◆ Request ◆
Output the entries verbatim, including every line.

◆ Items ◆
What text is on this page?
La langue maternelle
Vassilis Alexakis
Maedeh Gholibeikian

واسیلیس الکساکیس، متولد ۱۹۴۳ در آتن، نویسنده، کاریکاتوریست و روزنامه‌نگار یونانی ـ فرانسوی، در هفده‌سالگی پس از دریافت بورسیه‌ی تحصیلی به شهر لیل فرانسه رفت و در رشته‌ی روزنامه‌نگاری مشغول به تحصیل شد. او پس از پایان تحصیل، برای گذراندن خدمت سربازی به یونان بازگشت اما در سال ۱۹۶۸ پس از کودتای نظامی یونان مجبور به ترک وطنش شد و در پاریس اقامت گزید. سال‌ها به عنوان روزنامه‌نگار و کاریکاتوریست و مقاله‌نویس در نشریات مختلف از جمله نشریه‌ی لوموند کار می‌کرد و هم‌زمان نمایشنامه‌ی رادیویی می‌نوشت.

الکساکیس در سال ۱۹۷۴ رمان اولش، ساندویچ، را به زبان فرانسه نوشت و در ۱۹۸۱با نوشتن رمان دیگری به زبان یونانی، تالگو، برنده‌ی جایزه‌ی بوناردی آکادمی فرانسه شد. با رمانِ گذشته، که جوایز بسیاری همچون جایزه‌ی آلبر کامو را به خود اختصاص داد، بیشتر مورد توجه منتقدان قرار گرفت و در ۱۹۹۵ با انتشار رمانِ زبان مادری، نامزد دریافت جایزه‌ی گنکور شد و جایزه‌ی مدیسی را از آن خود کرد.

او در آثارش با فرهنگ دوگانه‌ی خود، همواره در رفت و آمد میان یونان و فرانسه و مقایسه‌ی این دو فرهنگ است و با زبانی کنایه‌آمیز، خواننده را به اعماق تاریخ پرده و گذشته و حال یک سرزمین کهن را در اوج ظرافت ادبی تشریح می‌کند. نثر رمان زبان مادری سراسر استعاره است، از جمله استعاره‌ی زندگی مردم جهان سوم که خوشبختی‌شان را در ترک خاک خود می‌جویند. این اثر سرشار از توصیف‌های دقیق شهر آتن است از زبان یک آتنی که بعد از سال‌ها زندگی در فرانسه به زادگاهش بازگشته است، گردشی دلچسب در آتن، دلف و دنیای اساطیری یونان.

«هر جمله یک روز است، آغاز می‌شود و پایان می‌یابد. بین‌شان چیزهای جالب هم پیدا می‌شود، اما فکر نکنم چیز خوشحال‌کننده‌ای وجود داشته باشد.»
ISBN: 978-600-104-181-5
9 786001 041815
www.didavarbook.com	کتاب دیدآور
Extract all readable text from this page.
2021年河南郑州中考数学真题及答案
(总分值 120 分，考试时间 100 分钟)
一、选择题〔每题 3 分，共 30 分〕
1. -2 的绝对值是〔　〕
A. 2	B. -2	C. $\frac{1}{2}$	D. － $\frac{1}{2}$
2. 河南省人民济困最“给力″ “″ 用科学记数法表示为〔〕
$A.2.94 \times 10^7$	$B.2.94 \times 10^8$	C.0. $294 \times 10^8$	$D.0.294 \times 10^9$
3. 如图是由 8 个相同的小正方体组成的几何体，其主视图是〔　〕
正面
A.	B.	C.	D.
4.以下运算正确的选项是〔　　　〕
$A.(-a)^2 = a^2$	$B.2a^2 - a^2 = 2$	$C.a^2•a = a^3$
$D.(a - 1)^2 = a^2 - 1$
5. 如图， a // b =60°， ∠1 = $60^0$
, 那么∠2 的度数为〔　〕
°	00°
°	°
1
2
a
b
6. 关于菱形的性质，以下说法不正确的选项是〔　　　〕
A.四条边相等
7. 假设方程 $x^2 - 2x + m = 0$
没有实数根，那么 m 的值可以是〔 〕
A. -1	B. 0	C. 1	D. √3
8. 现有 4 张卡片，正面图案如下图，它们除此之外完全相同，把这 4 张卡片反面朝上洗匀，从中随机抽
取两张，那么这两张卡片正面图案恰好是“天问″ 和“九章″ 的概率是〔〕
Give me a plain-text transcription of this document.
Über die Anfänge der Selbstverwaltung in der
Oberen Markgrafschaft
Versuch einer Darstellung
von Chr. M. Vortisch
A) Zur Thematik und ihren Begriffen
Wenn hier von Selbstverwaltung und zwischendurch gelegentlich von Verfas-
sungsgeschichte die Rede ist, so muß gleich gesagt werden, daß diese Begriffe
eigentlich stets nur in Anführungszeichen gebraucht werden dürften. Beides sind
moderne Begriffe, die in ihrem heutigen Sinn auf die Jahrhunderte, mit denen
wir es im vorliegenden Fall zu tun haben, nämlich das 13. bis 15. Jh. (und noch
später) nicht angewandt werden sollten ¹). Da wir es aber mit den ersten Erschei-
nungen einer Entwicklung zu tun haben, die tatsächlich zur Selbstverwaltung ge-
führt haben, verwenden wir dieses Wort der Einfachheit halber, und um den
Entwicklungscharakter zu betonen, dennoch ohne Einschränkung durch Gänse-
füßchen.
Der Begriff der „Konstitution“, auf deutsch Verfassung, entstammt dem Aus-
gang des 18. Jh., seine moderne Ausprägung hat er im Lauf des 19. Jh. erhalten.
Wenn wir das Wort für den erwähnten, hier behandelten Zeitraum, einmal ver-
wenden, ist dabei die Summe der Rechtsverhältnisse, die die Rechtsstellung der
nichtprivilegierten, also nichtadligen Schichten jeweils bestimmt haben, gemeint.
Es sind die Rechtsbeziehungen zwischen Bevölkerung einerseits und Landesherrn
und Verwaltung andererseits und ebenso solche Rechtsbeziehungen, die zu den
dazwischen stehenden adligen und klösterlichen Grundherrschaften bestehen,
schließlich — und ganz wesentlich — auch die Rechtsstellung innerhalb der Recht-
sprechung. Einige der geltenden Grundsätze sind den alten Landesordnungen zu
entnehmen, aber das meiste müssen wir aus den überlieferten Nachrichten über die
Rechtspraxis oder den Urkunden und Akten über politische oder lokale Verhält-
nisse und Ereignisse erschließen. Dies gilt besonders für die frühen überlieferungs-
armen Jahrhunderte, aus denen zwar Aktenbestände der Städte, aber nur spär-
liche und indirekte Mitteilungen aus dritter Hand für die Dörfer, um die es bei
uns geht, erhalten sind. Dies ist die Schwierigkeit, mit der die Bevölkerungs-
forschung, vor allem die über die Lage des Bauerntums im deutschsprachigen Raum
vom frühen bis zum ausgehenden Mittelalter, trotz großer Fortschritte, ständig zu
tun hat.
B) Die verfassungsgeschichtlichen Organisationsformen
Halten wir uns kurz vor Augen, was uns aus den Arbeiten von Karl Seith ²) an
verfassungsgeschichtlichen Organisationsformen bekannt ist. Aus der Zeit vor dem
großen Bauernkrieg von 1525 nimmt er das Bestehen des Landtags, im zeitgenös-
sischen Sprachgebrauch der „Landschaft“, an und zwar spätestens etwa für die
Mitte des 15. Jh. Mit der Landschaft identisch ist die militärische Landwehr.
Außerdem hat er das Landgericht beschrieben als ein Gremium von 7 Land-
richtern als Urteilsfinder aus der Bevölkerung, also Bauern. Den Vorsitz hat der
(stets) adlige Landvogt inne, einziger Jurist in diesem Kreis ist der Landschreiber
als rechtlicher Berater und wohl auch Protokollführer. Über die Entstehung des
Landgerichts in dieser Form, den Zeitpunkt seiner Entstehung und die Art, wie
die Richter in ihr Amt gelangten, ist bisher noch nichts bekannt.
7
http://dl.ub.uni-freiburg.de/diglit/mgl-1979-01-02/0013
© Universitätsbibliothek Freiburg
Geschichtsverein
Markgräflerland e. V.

◆ Answer for the task ◆
What text is on this page?
La langue maternelle
Vassilis Alexakis
Maedeh Gholibeikian

واسیلیس الکساکیس، متولد ۱۹۴۳ در آتن، نویسنده، کاریکاتوریست و روزنامه‌نگار یونانی ـ فرانسوی، در هفده‌سالگی پس از دریافت بورسیه‌ی تحصیلی به شهر لیل فرانسه رفت و در رشته‌ی روزنامه‌نگاری مشغول به تحصیل شد. او پس از پایان تحصیل، برای گذراندن خدمت سربازی به یونان بازگشت اما در سال ۱۹۶۸ پس از کودتای نظامی یونان مجبور به ترک وطنش شد و در پاریس اقامت گزید. سال‌ها به عنوان روزنامه‌نگار و کاریکاتوریست و مقاله‌نویس در نشریات مختلف از جمله نشریه‌ی لوموند کار می‌کرد و هم‌زمان نمایشنامه‌ی رادیویی می‌نوشت.

الکساکیس در سال ۱۹۷۴ رمان اولش، ساندویچ، را به زبان فرانسه نوشت و در ۱۹۸۱با نوشتن رمان دیگری به زبان یونانی، تالگو، برنده‌ی جایزه‌ی بوناردی آکادمی فرانسه شد. با رمانِ گذشته، که جوایز بسیاری همچون جایزه‌ی آلبر کامو را به خود اختصاص داد، بیشتر مورد توجه منتقدان قرار گرفت و در ۱۹۹۵ با انتشار رمانِ زبان مادری، نامزد دریافت جایزه‌ی گنکور شد و جایزه‌ی مدیسی را از آن خود کرد.

او در آثارش با فرهنگ دوگانه‌ی خود، همواره در رفت و آمد میان یونان و فرانسه و مقایسه‌ی این دو فرهنگ است و با زبانی کنایه‌آمیز، خواننده را به اعماق تاریخ پرده و گذشته و حال یک سرزمین کهن را در اوج ظرافت ادبی تشریح می‌کند. نثر رمان زبان مادری سراسر استعاره است، از جمله استعاره‌ی زندگی مردم جهان سوم که خوشبختی‌شان را در ترک خاک خود می‌جویند. این اثر سرشار از توصیف‌های دقیق شهر آتن است از زبان یک آتنی که بعد از سال‌ها زندگی در فرانسه به زادگاهش بازگشته است، گردشی دلچسب در آتن، دلف و دنیای اساطیری یونان.

«هر جمله یک روز است، آغاز می‌شود و پایان می‌یابد. بین‌شان چیزهای جالب هم پیدا می‌شود، اما فکر نکنم چیز خوشحال‌کننده‌ای وجود داشته باشد.»
ISBN: 978-600-104-181-5
9 786001 041815
www.didavarbook.com	کتاب دیدآور
Extract all readable text from this page.
2021年河南郑州中考数学真题及答案
(总分值 120 分，考试时间 100 分钟)
一、选择题〔每题 3 分，共 30 分〕
1. -2 的绝对值是〔　〕
A. 2	B. -2	C. $\frac{1}{2}$	D. － $\frac{1}{2}$
2. 河南省人民济困最“给力″ “″ 用科学记数法表示为〔〕
$A.2.94 \times 10^7$	$B.2.94 \times 10^8$	C.0. $294 \times 10^8$	$D.0.294 \times 10^9$
3. 如图是由 8 个相同的小正方体组成的几何体，其主视图是〔　〕
正面
A.	B.	C.	D.
4.以下运算正确的选项是〔　　　〕
$A.(-a)^2 = a^2$	$B.2a^2 - a^2 = 2$	$C.a^2•a = a^3$
$D.(a - 1)^2 = a^2 - 1$
5. 如图， a // b =60°， ∠1 = $60^0$
, 那么∠2 的度数为〔　〕
°	00°
°	°
1
2
a
b
6. 关于菱形的性质，以下说法不正确的选项是〔　　　〕
A.四条边相等
7. 假设方程 $x^2 - 2x + m = 0$
没有实数根，那么 m 的值可以是〔 〕
A. -1	B. 0	C. 1	D. √3
8. 现有 4 张卡片，正面图案如下图，它们除此之外完全相同，把这 4 张卡片反面朝上洗匀，从中随机抽
取两张，那么这两张卡片正面图案恰好是“天问″ 和“九章″ 的概率是〔〕
Give me a plain-text transcription of this document.
Über die Anfänge der Selbstverwaltung in der
Oberen Markgrafschaft
Versuch einer Darstellung
von Chr. M. Vortisch
A) Zur Thematik und ihren Begriffen
Wenn hier von Selbstverwaltung und zwischendurch gelegentlich von Verfas-
sungsgeschichte die Rede ist, so muß gleich gesagt werden, daß diese Begriffe
eigentlich stets nur in Anführungszeichen gebraucht werden dürften. Beides sind
moderne Begriffe, die in ihrem heutigen Sinn auf die Jahrhunderte, mit denen
wir es im vorliegenden Fall zu tun haben, nämlich das 13. bis 15. Jh. (und noch
später) nicht angewandt werden sollten ¹). Da wir es aber mit den ersten Erschei-
nungen einer Entwicklung zu tun haben, die tatsächlich zur Selbstverwaltung ge-
führt haben, verwenden wir dieses Wort der Einfachheit halber, und um den
Entwicklungscharakter zu betonen, dennoch ohne Einschränkung durch Gänse-
füßchen.
Der Begriff der „Konstitution“, auf deutsch Verfassung, entstammt dem Aus-
gang des 18. Jh., seine moderne Ausprägung hat er im Lauf des 19. Jh. erhalten.
Wenn wir das Wort für den erwähnten, hier behandelten Zeitraum, einmal ver-
wenden, ist dabei die Summe der Rechtsverhältnisse, die die Rechtsstellung der
nichtprivilegierten, also nichtadligen Schichten jeweils bestimmt haben, gemeint.
Es sind die Rechtsbeziehungen zwischen Bevölkerung einerseits und Landesherrn
und Verwaltung andererseits und ebenso solche Rechtsbeziehungen, die zu den
dazwischen stehenden adligen und klösterlichen Grundherrschaften bestehen,
schließlich — und ganz wesentlich — auch die Rechtsstellung innerhalb der Recht-
sprechung. Einige der geltenden Grundsätze sind den alten Landesordnungen zu
entnehmen, aber das meiste müssen wir aus den überlieferten Nachrichten über die
Rechtspraxis oder den Urkunden und Akten über politische oder lokale Verhält-
nisse und Ereignisse erschließen. Dies gilt besonders für die frühen überlieferungs-
armen Jahrhunderte, aus denen zwar Aktenbestände der Städte, aber nur spär-
liche und indirekte Mitteilungen aus dritter Hand für die Dörfer, um die es bei
uns geht, erhalten sind. Dies ist die Schwierigkeit, mit der die Bevölkerungs-
forschung, vor allem die über die Lage des Bauerntums im deutschsprachigen Raum
vom frühen bis zum ausgehenden Mittelalter, trotz großer Fortschritte, ständig zu
tun hat.
B) Die verfassungsgeschichtlichen Organisationsformen
Halten wir uns kurz vor Augen, was uns aus den Arbeiten von Karl Seith ²) an
verfassungsgeschichtlichen Organisationsformen bekannt ist. Aus der Zeit vor dem
großen Bauernkrieg von 1525 nimmt er das Bestehen des Landtags, im zeitgenös-
sischen Sprachgebrauch der „Landschaft“, an und zwar spätestens etwa für die
Mitte des 15. Jh. Mit der Landschaft identisch ist die militärische Landwehr.
Außerdem hat er das Landgericht beschrieben als ein Gremium von 7 Land-
richtern als Urteilsfinder aus der Bevölkerung, also Bauern. Den Vorsitz hat der
(stets) adlige Landvogt inne, einziger Jurist in diesem Kreis ist der Landschreiber
als rechtlicher Berater und wohl auch Protokollführer. Über die Entstehung des
Landgerichts in dieser Form, den Zeitpunkt seiner Entstehung und die Art, wie
die Richter in ihr Amt gelangten, ist bisher noch nichts bekannt.
7
http://dl.ub.uni-freiburg.de/diglit/mgl-1979-01-02/0013
© Universitätsbibliothek Freiburg
Geschichtsverein
Markgräflerland e. V.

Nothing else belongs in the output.